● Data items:
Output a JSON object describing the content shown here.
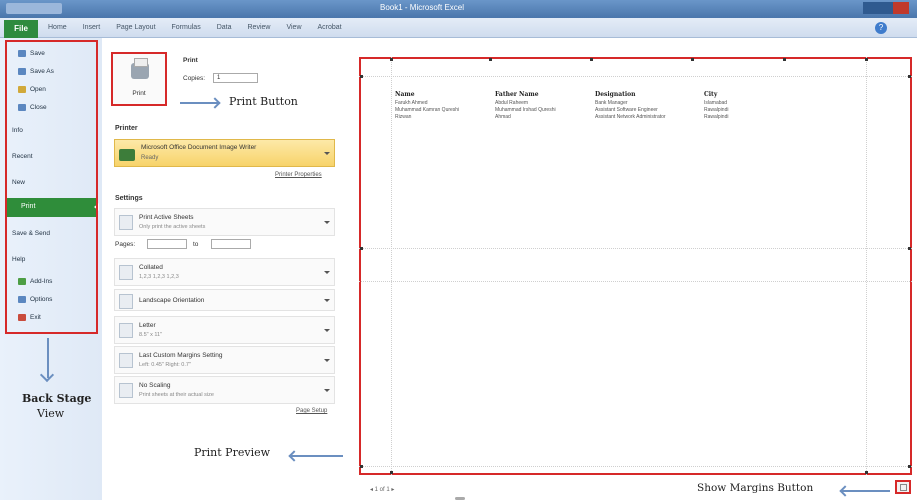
{
  "window": {
    "title": "Book1 - Microsoft Excel"
  },
  "ribbon": {
    "file_tab": "File",
    "tabs": [
      "Home",
      "Insert",
      "Page Layout",
      "Formulas",
      "Data",
      "Review",
      "View",
      "Acrobat"
    ],
    "help_icon": "?"
  },
  "backstage": {
    "items": [
      {
        "label": "Save",
        "icon": "save-icon"
      },
      {
        "label": "Save As",
        "icon": "save-as-icon"
      },
      {
        "label": "Open",
        "icon": "open-icon"
      },
      {
        "label": "Close",
        "icon": "close-icon"
      },
      {
        "label": "Info"
      },
      {
        "label": "Recent"
      },
      {
        "label": "New"
      },
      {
        "label": "Print",
        "selected": true
      },
      {
        "label": "Save & Send"
      },
      {
        "label": "Help"
      },
      {
        "label": "Add-Ins",
        "icon": "add-ins-icon"
      },
      {
        "label": "Options",
        "icon": "options-icon"
      },
      {
        "label": "Exit",
        "icon": "exit-icon"
      }
    ]
  },
  "print": {
    "heading": "Print",
    "button_label": "Print",
    "copies_label": "Copies:",
    "copies_value": "1",
    "printer_header": "Printer",
    "printer_name": "Microsoft Office Document Image Writer",
    "printer_status": "Ready",
    "printer_properties": "Printer Properties",
    "settings_header": "Settings",
    "settings": [
      {
        "line1": "Print Active Sheets",
        "line2": "Only print the active sheets"
      },
      {
        "line1": "Collated",
        "line2": "1,2,3   1,2,3   1,2,3"
      },
      {
        "line1": "Landscape Orientation",
        "line2": ""
      },
      {
        "line1": "Letter",
        "line2": "8.5\" x 11\""
      },
      {
        "line1": "Last Custom Margins Setting",
        "line2": "Left: 0.45\"   Right: 0.7\""
      },
      {
        "line1": "No Scaling",
        "line2": "Print sheets at their actual size"
      }
    ],
    "pages_label": "Pages:",
    "to_label": "to",
    "page_setup": "Page Setup"
  },
  "preview": {
    "columns": [
      "Name",
      "Father Name",
      "Designation",
      "City"
    ],
    "rows": [
      [
        "Farukh Ahmed",
        "Abdul Raheem",
        "Bank Manager",
        "Islamabad"
      ],
      [
        "Muhammad Kamran Qureshi",
        "Muhammad Irshad Qureshi",
        "Assistant Software Engineer",
        "Rawalpindi"
      ],
      [
        "Rizwan",
        "Ahmad",
        "Assistant Network Administrator",
        "Rawalpindi"
      ]
    ],
    "page_nav": "◂  1   of 1  ▸"
  },
  "annotations": {
    "print_button": "Print Button",
    "back_stage_line1": "Back Stage",
    "back_stage_line2": "View",
    "print_preview": "Print Preview",
    "show_margins": "Show Margins Button"
  },
  "colors": {
    "highlight": "#d62929",
    "file_green": "#2e8b3e",
    "arrow": "#6b8fc0"
  }
}
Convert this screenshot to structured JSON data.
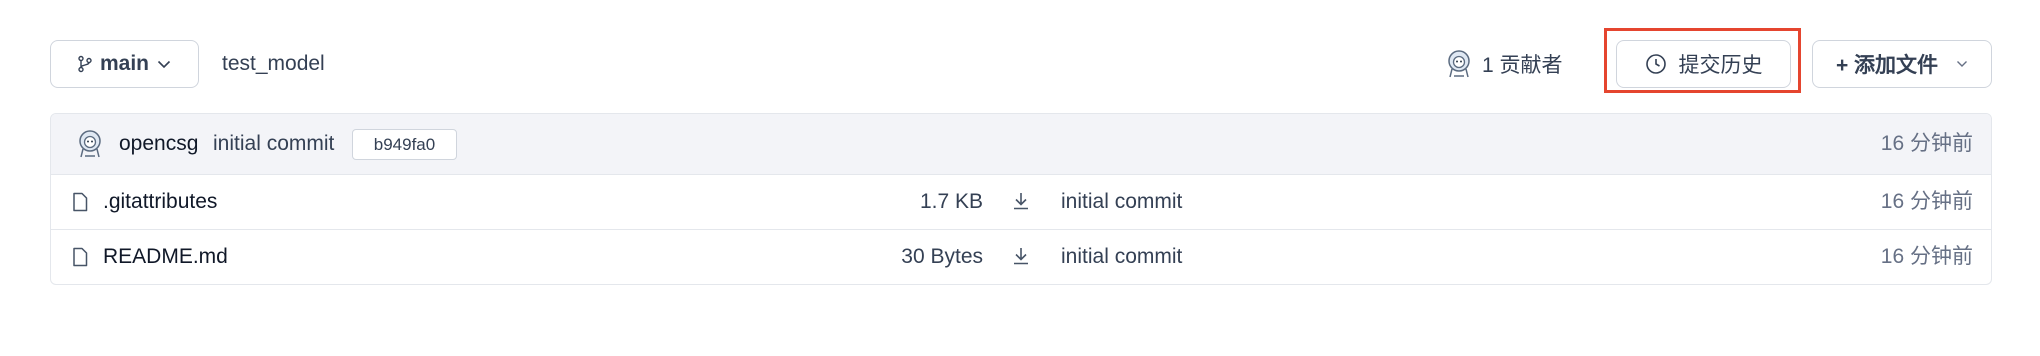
{
  "toolbar": {
    "branch_label": "main",
    "repo_name": "test_model",
    "contributors_label": "1 贡献者",
    "history_button_label": "提交历史",
    "add_file_label": "+ 添加文件"
  },
  "latest_commit": {
    "author": "opencsg",
    "message": "initial commit",
    "hash": "b949fa0",
    "time": "16 分钟前"
  },
  "files": [
    {
      "name": ".gitattributes",
      "size": "1.7 KB",
      "commit": "initial commit",
      "time": "16 分钟前"
    },
    {
      "name": "README.md",
      "size": "30 Bytes",
      "commit": "initial commit",
      "time": "16 分钟前"
    }
  ],
  "icons": {
    "branch": "git-branch-icon",
    "chevron": "chevron-down-icon",
    "avatar": "avatar-icon",
    "clock": "clock-icon",
    "file": "file-icon",
    "download": "download-icon"
  },
  "colors": {
    "highlight": "#e5452f",
    "border": "#d0d5dd",
    "header_bg": "#f3f4f8"
  }
}
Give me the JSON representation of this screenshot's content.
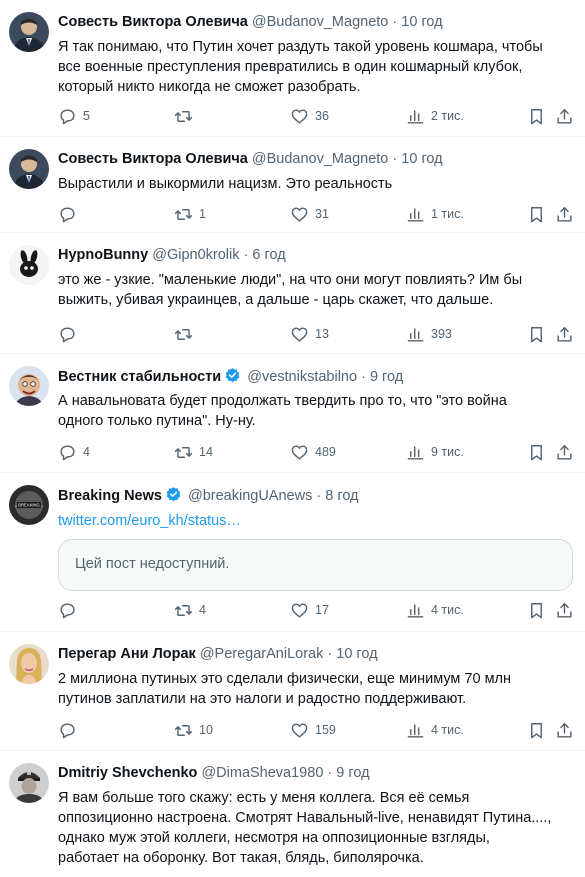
{
  "tweets": [
    {
      "name": "Совесть Виктора Олевича",
      "handle": "@Budanov_Magneto",
      "sep": "·",
      "time": "10 год",
      "verified": false,
      "lines": [
        "Я так понимаю, что Путин хочет раздуть такой уровень кошмара, чтобы",
        "все военные преступления превратились в один кошмарный клубок,",
        "который никто никогда не сможет разобрать."
      ],
      "replies": "5",
      "retweets": "",
      "likes": "36",
      "views": "2 тис."
    },
    {
      "name": "Совесть Виктора Олевича",
      "handle": "@Budanov_Magneto",
      "sep": "·",
      "time": "10 год",
      "verified": false,
      "lines": [
        "Вырастили и выкормили нацизм. Это реальность"
      ],
      "replies": "",
      "retweets": "1",
      "likes": "31",
      "views": "1 тис."
    },
    {
      "name": "HypnoBunny",
      "handle": "@Gipn0krolik",
      "sep": "·",
      "time": "6 год",
      "verified": false,
      "lines": [
        "это же - узкие. \"маленькие люди\", на что они могут повлиять? Им бы",
        "выжить, убивая украинцев, а дальше - царь скажет, что дальше."
      ],
      "replies": "",
      "retweets": "",
      "likes": "13",
      "views": "393"
    },
    {
      "name": "Вестник стабильности",
      "handle": "@vestnikstabilno",
      "sep": "·",
      "time": "9 год",
      "verified": true,
      "lines": [
        "А навальновата будет продолжать твердить про то, что \"это война",
        "одного только путина\".  Ну-ну."
      ],
      "replies": "4",
      "retweets": "14",
      "likes": "489",
      "views": "9 тис."
    },
    {
      "name": "Breaking News",
      "handle": "@breakingUAnews",
      "sep": "·",
      "time": "8 год",
      "verified": true,
      "link": "twitter.com/euro_kh/status…",
      "quote": "Цей пост недоступний.",
      "lines": [],
      "replies": "",
      "retweets": "4",
      "likes": "17",
      "views": "4 тис."
    },
    {
      "name": "Перегар Ани Лорак",
      "handle": "@PeregarAniLorak",
      "sep": "·",
      "time": "10 год",
      "verified": false,
      "lines": [
        "2 миллиона путиных это сделали физически, еще минимум 70 млн",
        "путинов заплатили на это налоги и радостно поддерживают."
      ],
      "replies": "",
      "retweets": "10",
      "likes": "159",
      "views": "4 тис."
    },
    {
      "name": "Dmitriy Shevchenko",
      "handle": "@DimaSheva1980",
      "sep": "·",
      "time": "9 год",
      "verified": false,
      "lines": [
        "Я вам больше того скажу: есть у меня коллега. Вся её семья",
        "оппозиционно настроена. Смотрят Навальный-live, ненавидят Путина....,",
        "однако муж этой коллеги, несмотря на оппозиционные взгляды,",
        "работает на оборонку. Вот такая, блядь, биполярочка."
      ]
    }
  ],
  "colors": {
    "text": "#0f1419",
    "secondary": "#536471",
    "link": "#1d9bf0",
    "border": "#eff3f4",
    "verified": "#1d9bf0"
  }
}
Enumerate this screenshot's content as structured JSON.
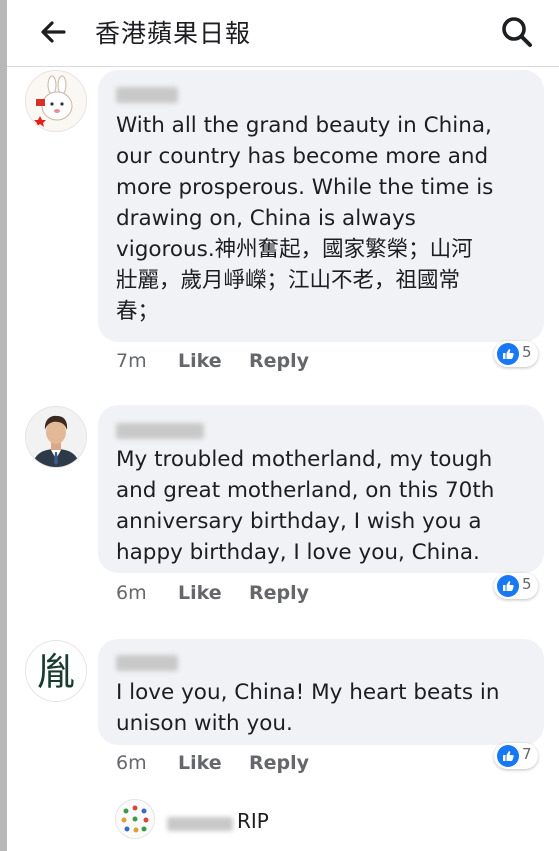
{
  "header": {
    "title": "香港蘋果日報"
  },
  "comments": [
    {
      "text": "With all the grand beauty in China,\nour country has become more and\nmore prosperous. While the time is\ndrawing on, China is always\nvigorous.神州奮起，國家繁榮；山河\n壯麗，歲月崢嶸；江山不老，祖國常\n春；",
      "time": "7m",
      "like_label": "Like",
      "reply_label": "Reply",
      "reaction_count": "5"
    },
    {
      "text": "My troubled motherland, my tough\nand great motherland, on this 70th\nanniversary birthday, I wish you a\nhappy birthday, I love you, China.",
      "time": "6m",
      "like_label": "Like",
      "reply_label": "Reply",
      "reaction_count": "5"
    },
    {
      "text": "I love you, China! My heart beats in\nunison with you.",
      "time": "6m",
      "like_label": "Like",
      "reply_label": "Reply",
      "reaction_count": "7",
      "avatar_glyph": "胤"
    }
  ],
  "reply_preview": {
    "text": "RIP"
  },
  "colors": {
    "bubble": "#f0f2f5",
    "like_blue": "#1877f2",
    "meta_gray": "#65676b"
  },
  "icons": {
    "back": "arrow-left-icon",
    "search": "search-icon",
    "reaction": "thumbs-up-icon"
  }
}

● The problem: Search the records for the word "content", then list every line that has it.

● Written answer:
Output a JSON object describing the content shown here.
Give me the JSON representation of this screenshot's content.
Enumerate this screenshot's content as structured JSON.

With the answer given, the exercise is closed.